--- Start of Exercise materials ---
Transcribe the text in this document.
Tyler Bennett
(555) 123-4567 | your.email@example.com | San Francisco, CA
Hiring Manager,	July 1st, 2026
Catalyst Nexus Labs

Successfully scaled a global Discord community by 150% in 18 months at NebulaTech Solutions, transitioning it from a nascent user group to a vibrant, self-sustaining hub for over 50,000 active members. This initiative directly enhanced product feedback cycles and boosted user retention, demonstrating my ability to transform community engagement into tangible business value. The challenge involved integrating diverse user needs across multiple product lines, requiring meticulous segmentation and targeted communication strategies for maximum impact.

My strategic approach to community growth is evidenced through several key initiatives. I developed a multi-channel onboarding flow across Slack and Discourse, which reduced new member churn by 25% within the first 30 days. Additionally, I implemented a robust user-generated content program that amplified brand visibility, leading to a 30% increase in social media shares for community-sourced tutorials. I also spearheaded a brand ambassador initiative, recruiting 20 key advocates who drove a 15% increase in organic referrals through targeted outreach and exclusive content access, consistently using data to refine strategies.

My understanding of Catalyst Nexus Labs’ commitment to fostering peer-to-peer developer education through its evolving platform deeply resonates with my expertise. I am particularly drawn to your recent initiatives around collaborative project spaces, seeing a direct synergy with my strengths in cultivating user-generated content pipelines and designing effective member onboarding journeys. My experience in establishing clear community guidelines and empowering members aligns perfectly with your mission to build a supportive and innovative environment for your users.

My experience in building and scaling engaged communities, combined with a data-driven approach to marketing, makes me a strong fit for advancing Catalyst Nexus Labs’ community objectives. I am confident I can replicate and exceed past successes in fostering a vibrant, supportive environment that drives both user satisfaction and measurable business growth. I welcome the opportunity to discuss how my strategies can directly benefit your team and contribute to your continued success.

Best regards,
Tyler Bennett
--- End of Exercise materials ---
__Set problem__.
The answer is a single number, the count of lines in the records that contain the string "content".

__Solution__.
2